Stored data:
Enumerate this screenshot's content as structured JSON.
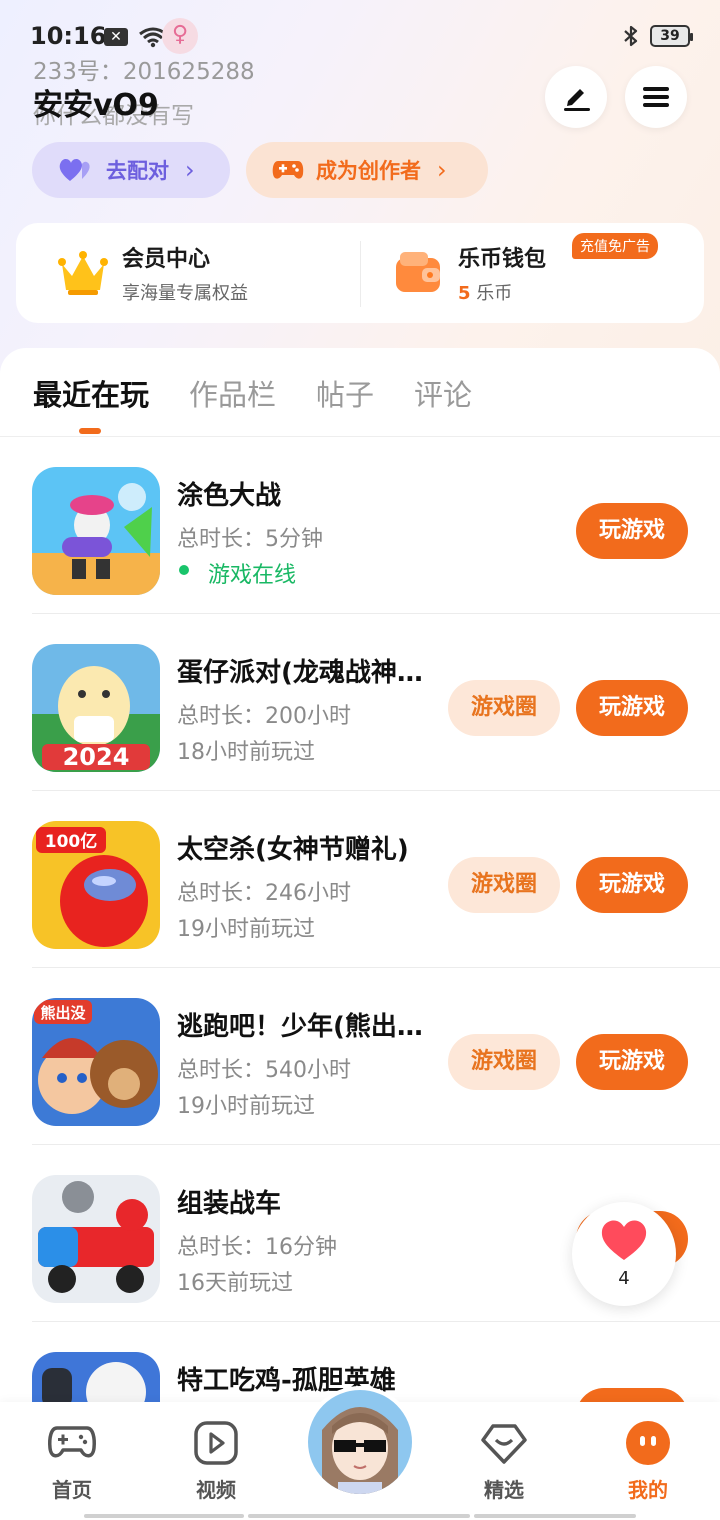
{
  "status_bar": {
    "time": "10:16",
    "x_badge": "✕",
    "battery": "39"
  },
  "profile": {
    "id_line": "233号：201625288",
    "username": "安安vO9",
    "bio": "你什么都没有写",
    "edit_icon": "pencil-icon",
    "menu_icon": "hamburger-icon"
  },
  "pills": {
    "match_label": "去配对",
    "creator_label": "成为创作者"
  },
  "member": {
    "vip_title": "会员中心",
    "vip_sub": "享海量专属权益",
    "wallet_title": "乐币钱包",
    "wallet_amount": "5",
    "wallet_unit": "乐币",
    "recharge_badge": "充值免广告"
  },
  "tabs": [
    "最近在玩",
    "作品栏",
    "帖子",
    "评论"
  ],
  "games": [
    {
      "name": "涂色大战",
      "duration": "总时长：5分钟",
      "status": "游戏在线",
      "online": true,
      "has_circle": false,
      "play": "玩游戏"
    },
    {
      "name": "蛋仔派对(龙魂战神…",
      "duration": "总时长：200小时",
      "status": "18小时前玩过",
      "online": false,
      "has_circle": true,
      "circle": "游戏圈",
      "play": "玩游戏"
    },
    {
      "name": "太空杀(女神节赠礼)",
      "duration": "总时长：246小时",
      "status": "19小时前玩过",
      "online": false,
      "has_circle": true,
      "circle": "游戏圈",
      "play": "玩游戏"
    },
    {
      "name": "逃跑吧！少年(熊出…",
      "duration": "总时长：540小时",
      "status": "19小时前玩过",
      "online": false,
      "has_circle": true,
      "circle": "游戏圈",
      "play": "玩游戏"
    },
    {
      "name": "组装战车",
      "duration": "总时长：16分钟",
      "status": "16天前玩过",
      "online": false,
      "has_circle": false,
      "play": "玩游戏"
    },
    {
      "name": "特工吃鸡-孤胆英雄",
      "duration": "",
      "status": "",
      "online": false,
      "has_circle": false,
      "play": "玩游戏"
    }
  ],
  "icon_labels": {
    "game1": "2024",
    "game2": "100亿",
    "game3": "熊出没"
  },
  "float_like": {
    "count": "4",
    "icon": "heart-icon"
  },
  "nav": {
    "home": "首页",
    "video": "视频",
    "featured": "精选",
    "mine": "我的"
  },
  "colors": {
    "accent": "#f26b1c",
    "accent_light": "#fde7d8",
    "purple": "#6d5fde",
    "online_green": "#19b864"
  }
}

• _Exercise brief_
Using the records above, output their complete text exactly, minus any images.

• _The completed task_
Enumerate this screenshot's content as structured JSON.
{
  "status_bar": {
    "time": "10:16",
    "x_badge": "✕",
    "battery": "39"
  },
  "profile": {
    "id_line": "233号：201625288",
    "username": "安安vO9",
    "bio": "你什么都没有写",
    "edit_icon": "pencil-icon",
    "menu_icon": "hamburger-icon"
  },
  "pills": {
    "match_label": "去配对",
    "creator_label": "成为创作者"
  },
  "member": {
    "vip_title": "会员中心",
    "vip_sub": "享海量专属权益",
    "wallet_title": "乐币钱包",
    "wallet_amount": "5",
    "wallet_unit": "乐币",
    "recharge_badge": "充值免广告"
  },
  "tabs": [
    "最近在玩",
    "作品栏",
    "帖子",
    "评论"
  ],
  "games": [
    {
      "name": "涂色大战",
      "duration": "总时长：5分钟",
      "status": "游戏在线",
      "online": true,
      "has_circle": false,
      "play": "玩游戏"
    },
    {
      "name": "蛋仔派对(龙魂战神…",
      "duration": "总时长：200小时",
      "status": "18小时前玩过",
      "online": false,
      "has_circle": true,
      "circle": "游戏圈",
      "play": "玩游戏"
    },
    {
      "name": "太空杀(女神节赠礼)",
      "duration": "总时长：246小时",
      "status": "19小时前玩过",
      "online": false,
      "has_circle": true,
      "circle": "游戏圈",
      "play": "玩游戏"
    },
    {
      "name": "逃跑吧！少年(熊出…",
      "duration": "总时长：540小时",
      "status": "19小时前玩过",
      "online": false,
      "has_circle": true,
      "circle": "游戏圈",
      "play": "玩游戏"
    },
    {
      "name": "组装战车",
      "duration": "总时长：16分钟",
      "status": "16天前玩过",
      "online": false,
      "has_circle": false,
      "play": "玩游戏"
    },
    {
      "name": "特工吃鸡-孤胆英雄",
      "duration": "",
      "status": "",
      "online": false,
      "has_circle": false,
      "play": "玩游戏"
    }
  ],
  "icon_labels": {
    "game1": "2024",
    "game2": "100亿",
    "game3": "熊出没"
  },
  "float_like": {
    "count": "4",
    "icon": "heart-icon"
  },
  "nav": {
    "home": "首页",
    "video": "视频",
    "featured": "精选",
    "mine": "我的"
  },
  "colors": {
    "accent": "#f26b1c",
    "accent_light": "#fde7d8",
    "purple": "#6d5fde",
    "online_green": "#19b864"
  }
}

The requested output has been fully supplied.